Task brief:
Extract the entries in their exact form.
[start of Dataset extract]
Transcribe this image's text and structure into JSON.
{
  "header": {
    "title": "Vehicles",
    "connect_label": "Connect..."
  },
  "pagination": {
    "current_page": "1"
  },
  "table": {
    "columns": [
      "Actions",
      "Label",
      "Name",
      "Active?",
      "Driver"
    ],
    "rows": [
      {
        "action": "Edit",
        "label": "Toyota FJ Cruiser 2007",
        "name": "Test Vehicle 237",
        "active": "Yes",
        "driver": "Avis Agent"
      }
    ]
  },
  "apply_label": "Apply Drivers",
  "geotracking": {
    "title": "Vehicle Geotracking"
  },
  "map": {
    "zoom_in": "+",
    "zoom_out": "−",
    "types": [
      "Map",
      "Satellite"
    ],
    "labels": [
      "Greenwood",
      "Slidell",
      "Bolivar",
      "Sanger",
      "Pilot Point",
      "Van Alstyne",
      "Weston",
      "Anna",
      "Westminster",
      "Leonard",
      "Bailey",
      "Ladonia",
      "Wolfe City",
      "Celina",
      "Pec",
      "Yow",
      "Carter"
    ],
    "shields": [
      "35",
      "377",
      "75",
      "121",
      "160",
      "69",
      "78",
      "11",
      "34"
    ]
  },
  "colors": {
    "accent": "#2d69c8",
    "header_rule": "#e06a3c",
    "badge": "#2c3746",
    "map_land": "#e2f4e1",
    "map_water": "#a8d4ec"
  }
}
[end of Dataset extract]
Written solution:
Transcribe this image's text and structure into JSON.
{
  "header": {
    "title": "Vehicles",
    "connect_label": "Connect..."
  },
  "pagination": {
    "current_page": "1"
  },
  "table": {
    "columns": [
      "Actions",
      "Label",
      "Name",
      "Active?",
      "Driver"
    ],
    "rows": [
      {
        "action": "Edit",
        "label": "Toyota FJ Cruiser 2007",
        "name": "Test Vehicle 237",
        "active": "Yes",
        "driver": "Avis Agent"
      }
    ]
  },
  "apply_label": "Apply Drivers",
  "geotracking": {
    "title": "Vehicle Geotracking"
  },
  "map": {
    "zoom_in": "+",
    "zoom_out": "−",
    "types": [
      "Map",
      "Satellite"
    ],
    "labels": [
      "Greenwood",
      "Slidell",
      "Bolivar",
      "Sanger",
      "Pilot Point",
      "Van Alstyne",
      "Weston",
      "Anna",
      "Westminster",
      "Leonard",
      "Bailey",
      "Ladonia",
      "Wolfe City",
      "Celina",
      "Pec",
      "Yow",
      "Carter"
    ],
    "shields": [
      "35",
      "377",
      "75",
      "121",
      "160",
      "69",
      "78",
      "11",
      "34"
    ]
  },
  "colors": {
    "accent": "#2d69c8",
    "header_rule": "#e06a3c",
    "badge": "#2c3746",
    "map_land": "#e2f4e1",
    "map_water": "#a8d4ec"
  }
}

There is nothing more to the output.